--- Start EXCERPTED RECORDS ---

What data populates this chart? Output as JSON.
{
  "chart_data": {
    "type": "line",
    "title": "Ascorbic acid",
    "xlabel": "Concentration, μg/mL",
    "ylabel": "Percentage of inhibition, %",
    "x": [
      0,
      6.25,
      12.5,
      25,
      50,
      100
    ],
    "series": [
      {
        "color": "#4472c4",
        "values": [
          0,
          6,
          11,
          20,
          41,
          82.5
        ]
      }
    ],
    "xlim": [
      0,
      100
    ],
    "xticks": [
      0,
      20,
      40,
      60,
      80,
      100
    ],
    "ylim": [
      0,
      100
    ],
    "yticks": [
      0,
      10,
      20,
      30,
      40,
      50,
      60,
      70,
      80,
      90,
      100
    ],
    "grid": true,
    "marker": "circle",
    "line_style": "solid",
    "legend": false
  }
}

--- End EXCERPTED RECORDS ---

__TASK__. Give the entries once more, exactly as they appear.

__FULL RESPONSE__.
What data populates this chart? Output as JSON.
{
  "chart_data": {
    "type": "line",
    "title": "Ascorbic acid",
    "xlabel": "Concentration, μg/mL",
    "ylabel": "Percentage of inhibition, %",
    "x": [
      0,
      6.25,
      12.5,
      25,
      50,
      100
    ],
    "series": [
      {
        "color": "#4472c4",
        "values": [
          0,
          6,
          11,
          20,
          41,
          82.5
        ]
      }
    ],
    "xlim": [
      0,
      100
    ],
    "xticks": [
      0,
      20,
      40,
      60,
      80,
      100
    ],
    "ylim": [
      0,
      100
    ],
    "yticks": [
      0,
      10,
      20,
      30,
      40,
      50,
      60,
      70,
      80,
      90,
      100
    ],
    "grid": true,
    "marker": "circle",
    "line_style": "solid",
    "legend": false
  }
}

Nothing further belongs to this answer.